>> BEGIN SUPPLIED MATERIAL
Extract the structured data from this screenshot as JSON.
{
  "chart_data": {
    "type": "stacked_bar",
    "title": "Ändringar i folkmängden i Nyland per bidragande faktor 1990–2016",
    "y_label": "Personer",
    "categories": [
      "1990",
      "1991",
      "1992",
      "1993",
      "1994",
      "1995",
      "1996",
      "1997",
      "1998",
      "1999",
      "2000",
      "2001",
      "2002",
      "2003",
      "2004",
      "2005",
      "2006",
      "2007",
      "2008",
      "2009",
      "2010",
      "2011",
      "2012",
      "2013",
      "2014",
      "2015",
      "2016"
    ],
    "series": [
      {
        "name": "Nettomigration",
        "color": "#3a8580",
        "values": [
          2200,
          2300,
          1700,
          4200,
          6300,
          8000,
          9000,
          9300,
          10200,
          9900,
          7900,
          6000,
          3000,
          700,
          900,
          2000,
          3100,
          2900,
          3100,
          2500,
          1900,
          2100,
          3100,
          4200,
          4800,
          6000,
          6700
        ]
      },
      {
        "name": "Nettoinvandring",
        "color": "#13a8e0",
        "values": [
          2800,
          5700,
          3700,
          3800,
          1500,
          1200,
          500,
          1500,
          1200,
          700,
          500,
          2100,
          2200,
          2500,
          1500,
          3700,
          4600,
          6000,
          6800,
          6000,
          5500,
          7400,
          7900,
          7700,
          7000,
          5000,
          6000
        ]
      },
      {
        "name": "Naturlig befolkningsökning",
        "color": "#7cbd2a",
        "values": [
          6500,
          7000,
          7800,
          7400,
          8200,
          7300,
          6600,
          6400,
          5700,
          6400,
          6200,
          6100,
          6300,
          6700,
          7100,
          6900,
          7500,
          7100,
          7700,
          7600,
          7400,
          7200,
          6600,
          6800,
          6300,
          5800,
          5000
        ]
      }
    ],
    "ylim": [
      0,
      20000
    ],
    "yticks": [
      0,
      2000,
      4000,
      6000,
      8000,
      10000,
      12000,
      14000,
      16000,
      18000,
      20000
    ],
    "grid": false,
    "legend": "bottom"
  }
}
>> END SUPPLIED MATERIAL
= GIVEN INSTRUCTION =
Lines that hold the word "name" are the ones to return, every one of them.

= FULL SOLUTION =
        "name": "Nettomigration",
        "name": "Nettoinvandring",
        "name": "Naturlig befolkningsökning",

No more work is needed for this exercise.